--- PROVIDED DATA ---
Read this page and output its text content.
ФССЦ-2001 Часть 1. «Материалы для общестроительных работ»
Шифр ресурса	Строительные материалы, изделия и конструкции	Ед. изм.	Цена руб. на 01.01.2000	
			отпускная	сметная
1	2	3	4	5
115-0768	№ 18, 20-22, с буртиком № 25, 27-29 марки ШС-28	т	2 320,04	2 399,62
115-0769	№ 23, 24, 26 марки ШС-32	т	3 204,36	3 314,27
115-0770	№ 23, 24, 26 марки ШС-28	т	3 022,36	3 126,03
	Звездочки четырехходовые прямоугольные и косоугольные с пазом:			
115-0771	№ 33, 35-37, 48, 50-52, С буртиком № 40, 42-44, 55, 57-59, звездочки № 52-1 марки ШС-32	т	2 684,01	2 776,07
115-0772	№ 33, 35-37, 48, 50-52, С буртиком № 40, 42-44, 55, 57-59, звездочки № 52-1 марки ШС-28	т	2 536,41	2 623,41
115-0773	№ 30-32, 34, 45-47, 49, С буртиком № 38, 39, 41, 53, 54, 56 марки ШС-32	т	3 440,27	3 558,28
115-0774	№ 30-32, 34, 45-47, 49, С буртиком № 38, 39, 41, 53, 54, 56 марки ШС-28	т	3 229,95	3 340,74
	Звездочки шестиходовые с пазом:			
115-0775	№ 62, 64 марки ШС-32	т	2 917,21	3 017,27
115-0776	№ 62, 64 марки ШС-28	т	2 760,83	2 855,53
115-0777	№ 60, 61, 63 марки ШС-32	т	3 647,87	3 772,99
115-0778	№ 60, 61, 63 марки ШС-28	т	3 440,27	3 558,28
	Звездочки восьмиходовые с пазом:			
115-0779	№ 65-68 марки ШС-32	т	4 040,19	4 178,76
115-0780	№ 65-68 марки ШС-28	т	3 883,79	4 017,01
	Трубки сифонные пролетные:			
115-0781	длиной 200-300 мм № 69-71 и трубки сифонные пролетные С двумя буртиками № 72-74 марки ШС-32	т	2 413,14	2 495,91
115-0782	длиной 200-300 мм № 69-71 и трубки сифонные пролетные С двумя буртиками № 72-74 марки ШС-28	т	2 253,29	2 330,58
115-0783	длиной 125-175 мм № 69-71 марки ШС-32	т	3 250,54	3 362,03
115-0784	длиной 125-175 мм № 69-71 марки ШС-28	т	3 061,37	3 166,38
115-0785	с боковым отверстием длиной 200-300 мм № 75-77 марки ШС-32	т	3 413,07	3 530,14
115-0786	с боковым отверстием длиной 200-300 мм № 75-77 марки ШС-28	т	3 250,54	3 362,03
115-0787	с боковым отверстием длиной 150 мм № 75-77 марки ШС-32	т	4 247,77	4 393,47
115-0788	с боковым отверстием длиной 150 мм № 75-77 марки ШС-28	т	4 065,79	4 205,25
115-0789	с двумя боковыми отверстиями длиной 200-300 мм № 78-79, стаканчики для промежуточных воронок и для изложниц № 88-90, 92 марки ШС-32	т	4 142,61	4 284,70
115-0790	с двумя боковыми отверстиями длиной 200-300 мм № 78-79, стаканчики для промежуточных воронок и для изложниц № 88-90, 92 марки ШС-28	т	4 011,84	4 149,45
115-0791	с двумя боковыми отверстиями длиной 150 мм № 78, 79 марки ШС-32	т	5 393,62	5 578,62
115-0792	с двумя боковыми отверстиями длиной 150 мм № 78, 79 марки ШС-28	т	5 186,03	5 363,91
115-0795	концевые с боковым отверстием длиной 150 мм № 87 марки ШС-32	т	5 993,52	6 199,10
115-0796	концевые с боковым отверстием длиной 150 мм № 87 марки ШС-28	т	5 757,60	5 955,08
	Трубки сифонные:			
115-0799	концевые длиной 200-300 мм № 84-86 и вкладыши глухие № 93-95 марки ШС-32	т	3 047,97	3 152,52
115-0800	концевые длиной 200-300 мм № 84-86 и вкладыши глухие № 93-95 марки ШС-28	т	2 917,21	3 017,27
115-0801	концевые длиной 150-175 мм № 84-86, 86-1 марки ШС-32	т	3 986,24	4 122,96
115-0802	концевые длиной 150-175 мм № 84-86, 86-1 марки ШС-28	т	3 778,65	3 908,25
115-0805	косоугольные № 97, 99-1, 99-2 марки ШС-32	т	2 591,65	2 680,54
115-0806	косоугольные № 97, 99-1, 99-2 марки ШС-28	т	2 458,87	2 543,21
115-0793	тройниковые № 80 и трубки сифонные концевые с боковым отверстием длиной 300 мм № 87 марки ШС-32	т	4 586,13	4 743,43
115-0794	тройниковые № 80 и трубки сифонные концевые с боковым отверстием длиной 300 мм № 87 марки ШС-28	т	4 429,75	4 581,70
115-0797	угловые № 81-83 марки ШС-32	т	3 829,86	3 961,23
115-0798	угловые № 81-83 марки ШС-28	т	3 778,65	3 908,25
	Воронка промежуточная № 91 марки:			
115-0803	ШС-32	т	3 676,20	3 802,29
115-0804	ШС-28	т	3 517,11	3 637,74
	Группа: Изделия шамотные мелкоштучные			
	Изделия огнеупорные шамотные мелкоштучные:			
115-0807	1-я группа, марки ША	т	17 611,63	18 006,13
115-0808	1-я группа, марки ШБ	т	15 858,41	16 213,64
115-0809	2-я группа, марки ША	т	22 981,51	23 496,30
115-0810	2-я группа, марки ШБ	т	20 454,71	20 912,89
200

--- THE PROBLEM ---
Locate the lines above that hold the word "тройниковые". Show every one of them.

--- SOLUTION FOR THIS TASK ---
115-0793	тройниковые № 80 и трубки сифонные концевые с боковым отверстием длиной 300 мм № 87 марки ШС-32	т	4 586,13	4 743,43
115-0794	тройниковые № 80 и трубки сифонные концевые с боковым отверстием длиной 300 мм № 87 марки ШС-28	т	4 429,75	4 581,70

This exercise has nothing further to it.